> **EXERCISE BRIEF**
Report each line of the data that includes the word "JSON".

> **EXERCISE MATERIALS**
■ ■ ■ ■ ■ ■ ■
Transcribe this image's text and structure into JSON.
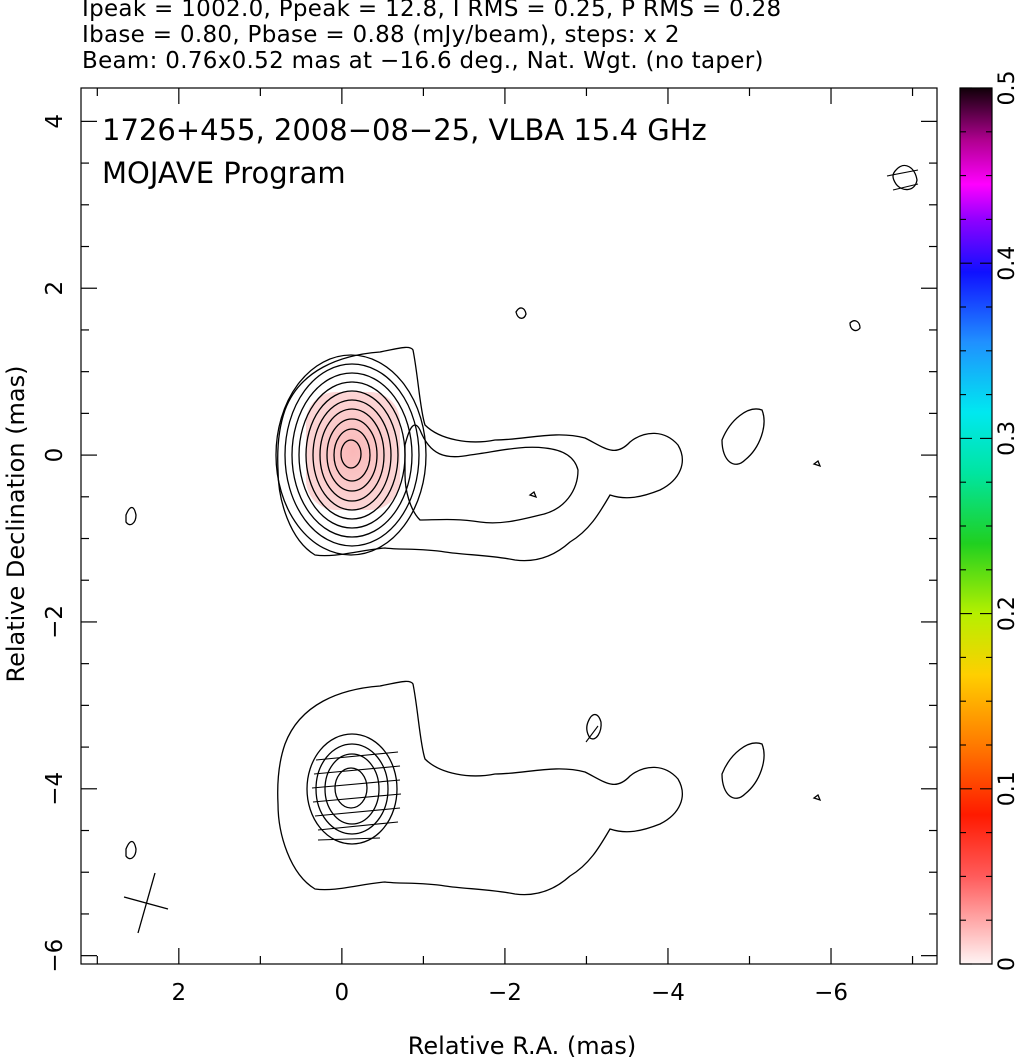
{
  "header": {
    "line1": "Ipeak = 1002.0, Ppeak = 12.8, I RMS = 0.25, P RMS = 0.28",
    "line2": "Ibase = 0.80, Pbase = 0.88 (mJy/beam), steps: x 2",
    "line3": "Beam: 0.76x0.52 mas at −16.6 deg., Nat. Wgt. (no taper)"
  },
  "annotation": {
    "line1": "1726+455, 2008−08−25, VLBA 15.4 GHz",
    "line2": "MOJAVE Program"
  },
  "chart_data": {
    "type": "contour",
    "xlabel": "Relative R.A. (mas)",
    "ylabel": "Relative Declination (mas)",
    "xlim": [
      3.2,
      -7.3
    ],
    "ylim": [
      -6.1,
      4.4
    ],
    "x_ticks": [
      2,
      0,
      -2,
      -4,
      -6
    ],
    "x_tick_labels": [
      "2",
      "0",
      "−2",
      "−4",
      "−6"
    ],
    "y_ticks": [
      4,
      2,
      0,
      -2,
      -4,
      -6
    ],
    "y_tick_labels": [
      "4",
      "2",
      "0",
      "−2",
      "−4",
      "−6"
    ],
    "colorbar": {
      "range": [
        0,
        0.5
      ],
      "ticks": [
        0,
        0.1,
        0.2,
        0.3,
        0.4,
        0.5
      ],
      "tick_labels": [
        "0",
        "0.1",
        "0.2",
        "0.3",
        "0.4",
        "0.5"
      ]
    },
    "stokes_i_peak_mjy_per_beam": 1002.0,
    "polarized_peak_mjy_per_beam": 12.8,
    "i_rms": 0.25,
    "p_rms": 0.28,
    "i_base": 0.8,
    "p_base": 0.88,
    "contour_step_factor": 2,
    "beam": {
      "major_mas": 0.76,
      "minor_mas": 0.52,
      "pa_deg": -16.6
    },
    "total_intensity_panel": {
      "core_center": [
        0,
        0
      ],
      "nested_core_contours": 10,
      "fractional_pol_patch": {
        "center": [
          -0.05,
          0.05
        ],
        "width": 1.0,
        "height": 1.35
      }
    },
    "polarized_panel": {
      "offset_dec": -4.0,
      "core_center": [
        0,
        -4.0
      ],
      "nested_core_contours": 4
    },
    "isolated_islands": [
      [
        2.6,
        -0.72
      ],
      [
        -2.05,
        1.68
      ],
      [
        -6.05,
        1.53
      ],
      [
        -6.65,
        3.32
      ],
      [
        -4.75,
        -0.25
      ],
      [
        -2.2,
        -0.5
      ],
      [
        -5.6,
        -0.12
      ]
    ]
  }
}
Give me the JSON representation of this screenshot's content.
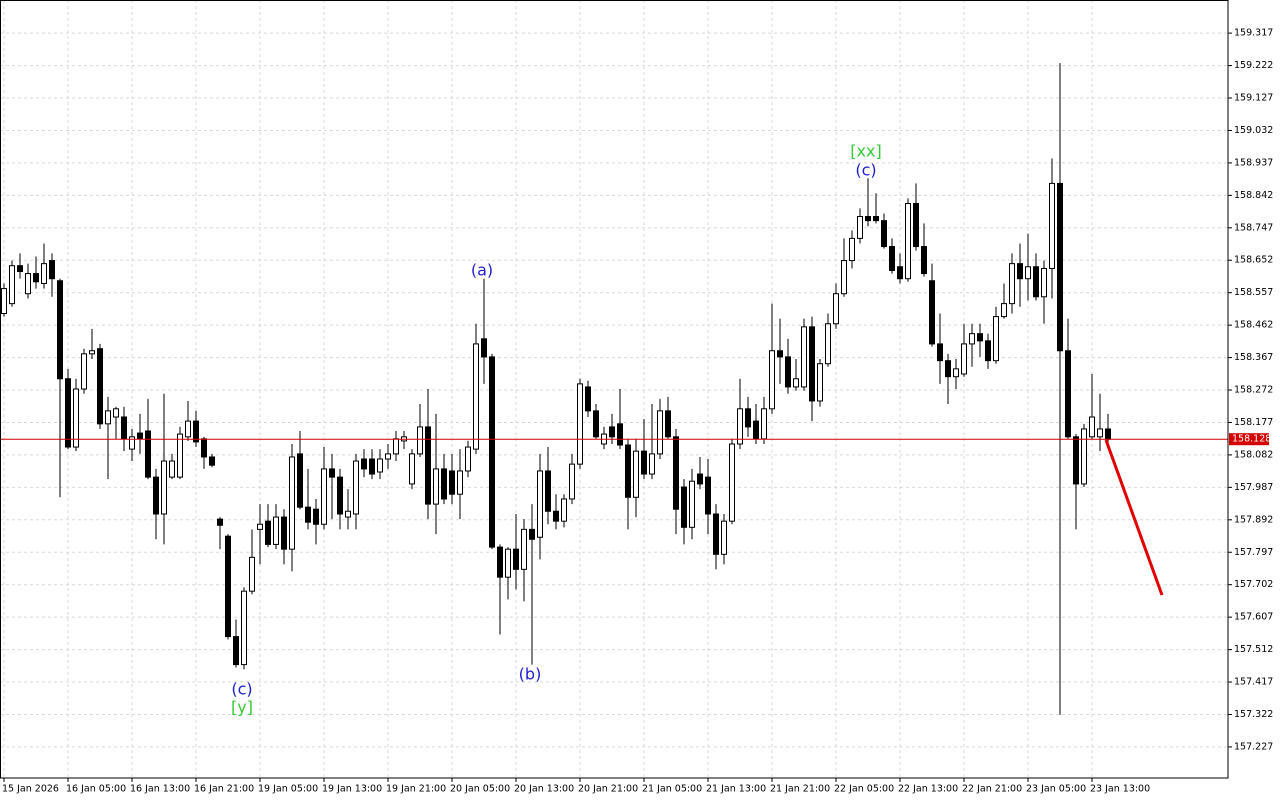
{
  "chart_data": {
    "type": "candlestick",
    "categories": [
      "15 Jan 2026",
      null,
      null,
      null,
      null,
      null,
      null,
      null,
      "16 Jan 05:00",
      null,
      null,
      null,
      null,
      null,
      null,
      null,
      "16 Jan 13:00",
      null,
      null,
      null,
      null,
      null,
      null,
      null,
      "16 Jan 21:00",
      null,
      null,
      null,
      null,
      null,
      null,
      null,
      "19 Jan 05:00",
      null,
      null,
      null,
      null,
      null,
      null,
      null,
      "19 Jan 13:00",
      null,
      null,
      null,
      null,
      null,
      null,
      null,
      "19 Jan 21:00",
      null,
      null,
      null,
      null,
      null,
      null,
      null,
      "20 Jan 05:00",
      null,
      null,
      null,
      null,
      null,
      null,
      null,
      "20 Jan 13:00",
      null,
      null,
      null,
      null,
      null,
      null,
      null,
      "20 Jan 21:00",
      null,
      null,
      null,
      null,
      null,
      null,
      null,
      "21 Jan 05:00",
      null,
      null,
      null,
      null,
      null,
      null,
      null,
      "21 Jan 13:00",
      null,
      null,
      null,
      null,
      null,
      null,
      null,
      "21 Jan 21:00",
      null,
      null,
      null,
      null,
      null,
      null,
      null,
      "22 Jan 05:00",
      null,
      null,
      null,
      null,
      null,
      null,
      null,
      "22 Jan 13:00",
      null,
      null,
      null,
      null,
      null,
      null,
      null,
      "22 Jan 21:00",
      null,
      null,
      null,
      null,
      null,
      null,
      null,
      "23 Jan 05:00",
      null,
      null,
      null,
      null,
      null,
      null,
      null,
      "23 Jan 13:00",
      null,
      null
    ],
    "open": [
      158.496,
      158.525,
      158.636,
      158.554,
      158.613,
      158.584,
      158.651,
      158.592,
      158.305,
      158.105,
      158.275,
      158.378,
      158.393,
      158.173,
      158.193,
      158.193,
      158.099,
      158.146,
      158.152,
      158.017,
      157.909,
      158.017,
      158.017,
      158.135,
      158.181,
      158.129,
      158.076,
      157.894,
      157.844,
      157.55,
      157.468,
      157.683,
      157.864,
      157.888,
      157.82,
      157.9,
      157.806,
      158.085,
      157.929,
      157.923,
      157.879,
      158.041,
      158.017,
      157.9,
      157.909,
      158.07,
      158.07,
      158.032,
      158.07,
      158.085,
      158.123,
      157.997,
      158.085,
      158.164,
      157.938,
      158.041,
      158.035,
      157.967,
      158.035,
      158.099,
      158.422,
      158.369,
      157.812,
      157.724,
      157.806,
      157.747,
      157.864,
      157.841,
      158.035,
      157.917,
      157.888,
      157.953,
      158.055,
      158.281,
      158.211,
      158.114,
      158.164,
      158.173,
      158.111,
      157.958,
      158.093,
      158.026,
      158.085,
      158.211,
      158.135,
      157.988,
      157.87,
      158.026,
      158.017,
      157.909,
      157.791,
      157.888,
      158.114,
      158.217,
      158.181,
      158.129,
      158.217,
      158.387,
      158.369,
      158.281,
      158.281,
      158.457,
      158.24,
      158.349,
      158.466,
      158.554,
      158.651,
      158.716,
      158.78,
      158.78,
      158.768,
      158.692,
      158.633,
      158.598,
      158.818,
      158.692,
      158.592,
      158.407,
      158.358,
      158.311,
      158.319,
      158.407,
      158.437,
      158.416,
      158.358,
      158.487,
      158.525,
      158.642,
      158.598,
      158.633,
      158.545,
      158.628,
      158.877,
      158.387,
      158.135,
      157.997,
      158.135,
      158.135,
      158.158
    ],
    "high": [
      158.584,
      158.651,
      158.672,
      158.642,
      158.663,
      158.701,
      158.672,
      158.598,
      158.334,
      158.305,
      158.393,
      158.451,
      158.407,
      158.252,
      158.223,
      158.223,
      158.158,
      158.202,
      158.246,
      158.041,
      158.261,
      158.085,
      158.164,
      158.24,
      158.211,
      158.135,
      158.085,
      157.9,
      157.85,
      157.6,
      157.694,
      157.864,
      157.938,
      157.938,
      157.938,
      157.923,
      158.114,
      158.152,
      158.041,
      157.953,
      158.105,
      158.085,
      158.041,
      157.982,
      158.085,
      158.099,
      158.099,
      158.099,
      158.114,
      158.152,
      158.152,
      158.099,
      158.231,
      158.275,
      158.202,
      158.085,
      158.085,
      158.099,
      158.123,
      158.466,
      158.598,
      158.378,
      157.82,
      157.812,
      157.909,
      157.894,
      157.938,
      158.085,
      158.105,
      157.967,
      157.967,
      158.085,
      158.305,
      158.299,
      158.231,
      158.164,
      158.202,
      158.275,
      158.129,
      158.129,
      158.187,
      158.231,
      158.246,
      158.252,
      158.158,
      158.011,
      158.041,
      158.076,
      158.07,
      157.938,
      157.909,
      158.129,
      158.305,
      158.252,
      158.231,
      158.252,
      158.525,
      158.481,
      158.422,
      158.363,
      158.481,
      158.487,
      158.363,
      158.496,
      158.584,
      158.716,
      158.739,
      158.804,
      158.892,
      158.848,
      158.789,
      158.716,
      158.672,
      158.833,
      158.877,
      158.76,
      158.642,
      158.496,
      158.378,
      158.363,
      158.466,
      158.466,
      158.466,
      158.437,
      158.516,
      158.584,
      158.672,
      158.701,
      158.73,
      158.672,
      158.651,
      158.95,
      159.229,
      158.481,
      158.143,
      158.173,
      158.319,
      158.261,
      158.202
    ],
    "low": [
      158.487,
      158.516,
      158.598,
      158.54,
      158.569,
      158.569,
      158.545,
      157.958,
      158.099,
      158.093,
      158.261,
      158.363,
      158.158,
      158.011,
      158.129,
      158.093,
      158.064,
      158.085,
      158.011,
      157.835,
      157.82,
      158.011,
      158.011,
      158.123,
      158.105,
      158.041,
      158.046,
      157.806,
      157.542,
      157.459,
      157.454,
      157.674,
      157.762,
      157.812,
      157.806,
      157.762,
      157.741,
      157.923,
      157.864,
      157.82,
      157.864,
      157.894,
      157.864,
      157.864,
      157.864,
      158.017,
      158.011,
      158.011,
      158.041,
      158.064,
      158.099,
      157.982,
      158.076,
      157.894,
      157.85,
      157.938,
      157.938,
      157.894,
      158.017,
      158.085,
      158.29,
      157.806,
      157.556,
      157.659,
      157.688,
      157.653,
      157.468,
      157.776,
      157.879,
      157.864,
      157.87,
      157.938,
      158.041,
      158.193,
      158.129,
      158.099,
      158.114,
      158.099,
      157.864,
      157.9,
      158.011,
      158.011,
      158.07,
      158.129,
      157.85,
      157.82,
      157.835,
      157.982,
      157.85,
      157.747,
      157.762,
      157.879,
      158.099,
      158.135,
      158.114,
      158.114,
      158.202,
      158.29,
      158.261,
      158.27,
      158.27,
      158.181,
      158.223,
      158.34,
      158.451,
      158.545,
      158.628,
      158.701,
      158.751,
      158.76,
      158.686,
      158.613,
      158.584,
      158.589,
      158.68,
      158.604,
      158.399,
      158.29,
      158.231,
      158.275,
      158.311,
      158.34,
      158.369,
      158.334,
      158.349,
      158.481,
      158.496,
      158.516,
      158.534,
      158.534,
      158.466,
      158.54,
      157.321,
      158.129,
      157.864,
      157.988,
      158.129,
      158.093,
      158.105
    ],
    "close": [
      158.569,
      158.636,
      158.619,
      158.613,
      158.589,
      158.642,
      158.598,
      158.305,
      158.105,
      158.275,
      158.378,
      158.387,
      158.173,
      158.211,
      158.217,
      158.129,
      158.135,
      158.129,
      158.017,
      157.909,
      158.064,
      158.064,
      158.143,
      158.181,
      158.12,
      158.076,
      158.052,
      157.876,
      157.55,
      157.468,
      157.683,
      157.782,
      157.879,
      157.82,
      157.9,
      157.806,
      158.076,
      157.929,
      157.885,
      157.879,
      158.041,
      158.017,
      157.909,
      157.917,
      158.064,
      158.041,
      158.026,
      158.07,
      158.085,
      158.129,
      158.135,
      158.085,
      158.164,
      157.938,
      158.041,
      157.953,
      157.967,
      158.035,
      158.105,
      158.407,
      158.369,
      157.812,
      157.724,
      157.806,
      157.747,
      157.864,
      157.835,
      158.035,
      157.917,
      157.888,
      157.953,
      158.055,
      158.29,
      158.211,
      158.135,
      158.143,
      158.135,
      158.111,
      157.958,
      158.093,
      158.026,
      158.085,
      158.211,
      158.135,
      157.923,
      157.87,
      158.005,
      157.997,
      157.909,
      157.791,
      157.888,
      158.114,
      158.217,
      158.164,
      158.129,
      158.217,
      158.387,
      158.369,
      158.281,
      158.305,
      158.457,
      158.24,
      158.349,
      158.466,
      158.554,
      158.651,
      158.716,
      158.78,
      158.768,
      158.768,
      158.692,
      158.622,
      158.598,
      158.818,
      158.692,
      158.613,
      158.407,
      158.358,
      158.311,
      158.334,
      158.407,
      158.437,
      158.416,
      158.358,
      158.487,
      158.525,
      158.642,
      158.598,
      158.633,
      158.545,
      158.628,
      158.877,
      158.387,
      158.135,
      157.997,
      158.158,
      158.193,
      158.158,
      158.128
    ],
    "up_color": "#ffffff",
    "down_color": "#000000",
    "ylim": [
      157.136,
      159.414
    ],
    "yticks": [
      157.227,
      157.322,
      157.417,
      157.512,
      157.607,
      157.702,
      157.797,
      157.892,
      157.987,
      158.082,
      158.177,
      158.272,
      158.367,
      158.462,
      158.557,
      158.652,
      158.747,
      158.842,
      158.937,
      159.032,
      159.127,
      159.222,
      159.317
    ],
    "grid": true,
    "last_price": 158.128,
    "last_price_color": "#d40000",
    "annotations": [
      {
        "text": "(a)",
        "color": "#2020d0"
      },
      {
        "text": "(b)",
        "color": "#2020d0"
      },
      {
        "text": "(c)",
        "color": "#2020d0"
      },
      {
        "text": "[y]",
        "color": "#33cc33"
      },
      {
        "text": "(c)",
        "color": "#2020d0"
      },
      {
        "text": "[xx]",
        "color": "#33cc33"
      }
    ]
  }
}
■ ■ ■ ■ ■ ■ ■
> **RESPONSE FOR THIS EXERCISE**
Transcribe this image's text and structure into JSON.
Give me the JSON representation of this screenshot's content.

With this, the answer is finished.